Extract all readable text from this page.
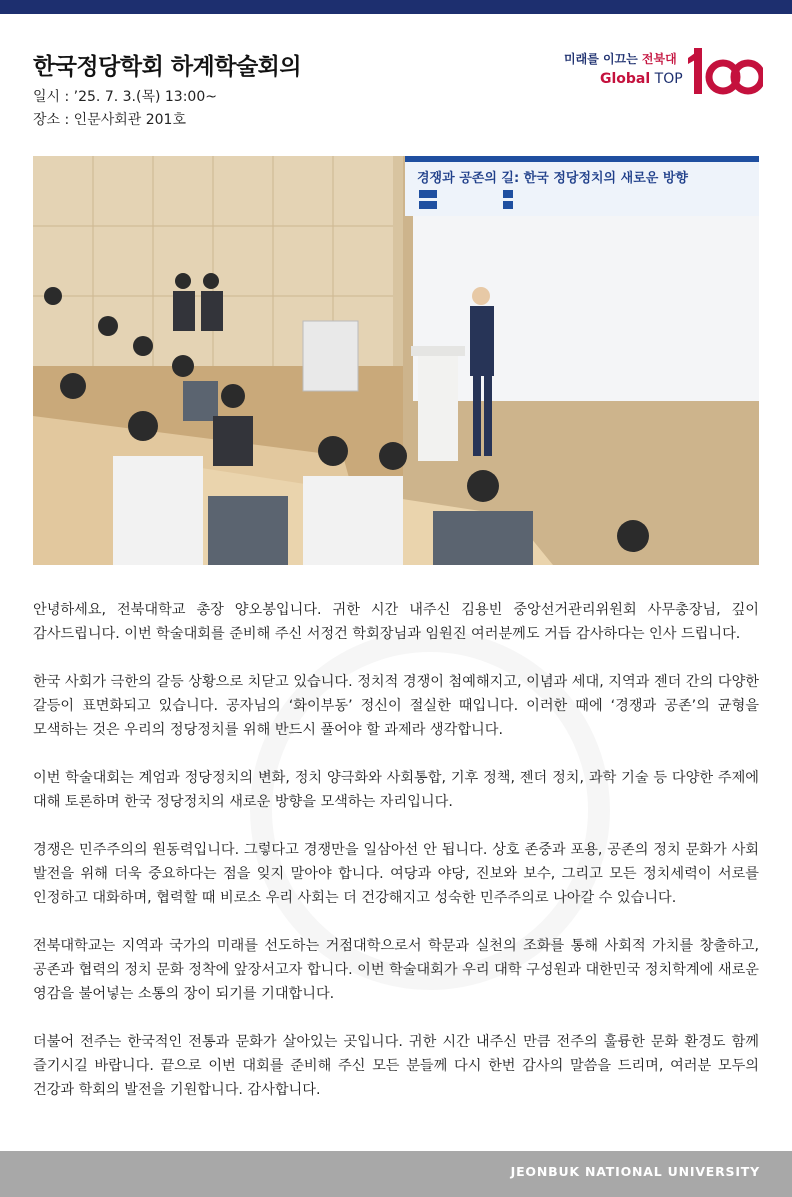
한국정당학회 하계학술회의
일시 : ’25. 7. 3.(목) 13:00~
장소 : 인문사회관 201호
미래를 이끄는 전북대
Global TOP
경쟁과 공존의 길: 한국 정당정치의 새로운 방향

안녕하세요, 전북대학교 총장 양오봉입니다. 귀한 시간 내주신 김용빈 중앙선거관리위원회 사무총장님, 깊이 감사드립니다. 이번 학술대회를 준비해 주신 서정건 학회장님과 임원진 여러분께도 거듭 감사하다는 인사 드립니다.

한국 사회가 극한의 갈등 상황으로 치닫고 있습니다. 정치적 경쟁이 첨예해지고, 이념과 세대, 지역과 젠더 간의 다양한 갈등이 표면화되고 있습니다. 공자님의 ‘화이부동’ 정신이 절실한 때입니다. 이러한 때에 ‘경쟁과 공존’의 균형을 모색하는 것은 우리의 정당정치를 위해 반드시 풀어야 할 과제라 생각합니다.

이번 학술대회는 계엄과 정당정치의 변화, 정치 양극화와 사회통합, 기후 정책, 젠더 정치, 과학 기술 등 다양한 주제에 대해 토론하며 한국 정당정치의 새로운 방향을 모색하는 자리입니다.

경쟁은 민주주의의 원동력입니다. 그렇다고 경쟁만을 일삼아선 안 됩니다. 상호 존중과 포용, 공존의 정치 문화가 사회 발전을 위해 더욱 중요하다는 점을 잊지 말아야 합니다. 여당과 야당, 진보와 보수, 그리고 모든 정치세력이 서로를 인정하고 대화하며, 협력할 때 비로소 우리 사회는 더 건강해지고 성숙한 민주주의로 나아갈 수 있습니다.

전북대학교는 지역과 국가의 미래를 선도하는 거점대학으로서 학문과 실천의 조화를 통해 사회적 가치를 창출하고, 공존과 협력의 정치 문화 정착에 앞장서고자 합니다. 이번 학술대회가 우리 대학 구성원과 대한민국 정치학계에 새로운 영감을 불어넣는 소통의 장이 되기를 기대합니다.

더불어 전주는 한국적인 전통과 문화가 살아있는 곳입니다. 귀한 시간 내주신 만큼 전주의 훌륭한 문화 환경도 함께 즐기시길 바랍니다. 끝으로 이번 대회를 준비해 주신 모든 분들께 다시 한번 감사의 말씀을 드리며, 여러분 모두의 건강과 학회의 발전을 기원합니다. 감사합니다.

JEONBUK NATIONAL UNIVERSITY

================================

JOB: Omitting all images, retype each line of the records precisely.

TASK RESPONSE:
Extract all readable text from this page.
한국정당학회 하계학술회의
일시 : ’25. 7. 3.(목) 13:00~
장소 : 인문사회관 201호
미래를 이끄는 전북대
Global TOP
경쟁과 공존의 길: 한국 정당정치의 새로운 방향

안녕하세요, 전북대학교 총장 양오봉입니다. 귀한 시간 내주신 김용빈 중앙선거관리위원회 사무총장님, 깊이 감사드립니다. 이번 학술대회를 준비해 주신 서정건 학회장님과 임원진 여러분께도 거듭 감사하다는 인사 드립니다.

한국 사회가 극한의 갈등 상황으로 치닫고 있습니다. 정치적 경쟁이 첨예해지고, 이념과 세대, 지역과 젠더 간의 다양한 갈등이 표면화되고 있습니다. 공자님의 ‘화이부동’ 정신이 절실한 때입니다. 이러한 때에 ‘경쟁과 공존’의 균형을 모색하는 것은 우리의 정당정치를 위해 반드시 풀어야 할 과제라 생각합니다.

이번 학술대회는 계엄과 정당정치의 변화, 정치 양극화와 사회통합, 기후 정책, 젠더 정치, 과학 기술 등 다양한 주제에 대해 토론하며 한국 정당정치의 새로운 방향을 모색하는 자리입니다.

경쟁은 민주주의의 원동력입니다. 그렇다고 경쟁만을 일삼아선 안 됩니다. 상호 존중과 포용, 공존의 정치 문화가 사회 발전을 위해 더욱 중요하다는 점을 잊지 말아야 합니다. 여당과 야당, 진보와 보수, 그리고 모든 정치세력이 서로를 인정하고 대화하며, 협력할 때 비로소 우리 사회는 더 건강해지고 성숙한 민주주의로 나아갈 수 있습니다.

전북대학교는 지역과 국가의 미래를 선도하는 거점대학으로서 학문과 실천의 조화를 통해 사회적 가치를 창출하고, 공존과 협력의 정치 문화 정착에 앞장서고자 합니다. 이번 학술대회가 우리 대학 구성원과 대한민국 정치학계에 새로운 영감을 불어넣는 소통의 장이 되기를 기대합니다.

더불어 전주는 한국적인 전통과 문화가 살아있는 곳입니다. 귀한 시간 내주신 만큼 전주의 훌륭한 문화 환경도 함께 즐기시길 바랍니다. 끝으로 이번 대회를 준비해 주신 모든 분들께 다시 한번 감사의 말씀을 드리며, 여러분 모두의 건강과 학회의 발전을 기원합니다. 감사합니다.

JEONBUK NATIONAL UNIVERSITY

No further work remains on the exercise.